THE REQUEST - All of the entries must be reproduced exactly, with no images carried over.

(Collected data entries)
* Begin *
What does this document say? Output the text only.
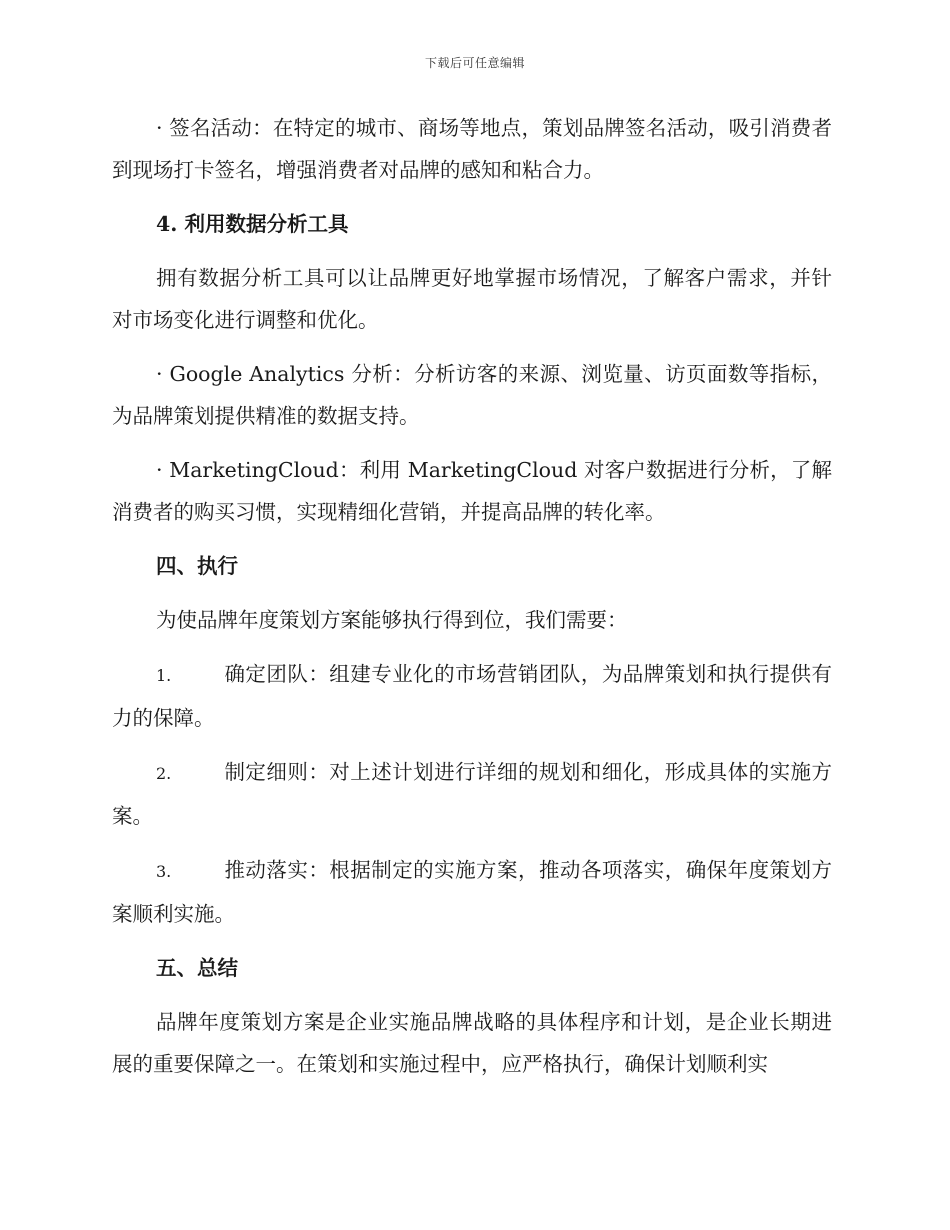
下载后可任意编辑

· 签名活动：在特定的城市、商场等地点，策划品牌签名活动，吸引消费者到现场打卡签名，增强消费者对品牌的感知和粘合力。

4. 利用数据分析工具

拥有数据分析工具可以让品牌更好地掌握市场情况，了解客户需求，并针对市场变化进行调整和优化。

· Google Analytics 分析：分析访客的来源、浏览量、访页面数等指标，为品牌策划提供精准的数据支持。

· MarketingCloud：利用 MarketingCloud 对客户数据进行分析，了解消费者的购买习惯，实现精细化营销，并提高品牌的转化率。

四、执行

为使品牌年度策划方案能够执行得到位，我们需要：

1.	确定团队：组建专业化的市场营销团队，为品牌策划和执行提供有力的保障。

2.	制定细则：对上述计划进行详细的规划和细化，形成具体的实施方案。

3.	推动落实：根据制定的实施方案，推动各项落实，确保年度策划方案顺利实施。

五、总结

品牌年度策划方案是企业实施品牌战略的具体程序和计划，是企业长期进展的重要保障之一。在策划和实施过程中，应严格执行，确保计划顺利实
* End *
PROBLEM SOLUTION -
What does this document say? Output the text only.
下载后可任意编辑

· 签名活动：在特定的城市、商场等地点，策划品牌签名活动，吸引消费者到现场打卡签名，增强消费者对品牌的感知和粘合力。

4. 利用数据分析工具

拥有数据分析工具可以让品牌更好地掌握市场情况，了解客户需求，并针对市场变化进行调整和优化。

· Google Analytics 分析：分析访客的来源、浏览量、访页面数等指标，为品牌策划提供精准的数据支持。

· MarketingCloud：利用 MarketingCloud 对客户数据进行分析，了解消费者的购买习惯，实现精细化营销，并提高品牌的转化率。

四、执行

为使品牌年度策划方案能够执行得到位，我们需要：

1.	确定团队：组建专业化的市场营销团队，为品牌策划和执行提供有力的保障。

2.	制定细则：对上述计划进行详细的规划和细化，形成具体的实施方案。

3.	推动落实：根据制定的实施方案，推动各项落实，确保年度策划方案顺利实施。

五、总结

品牌年度策划方案是企业实施品牌战略的具体程序和计划，是企业长期进展的重要保障之一。在策划和实施过程中，应严格执行，确保计划顺利实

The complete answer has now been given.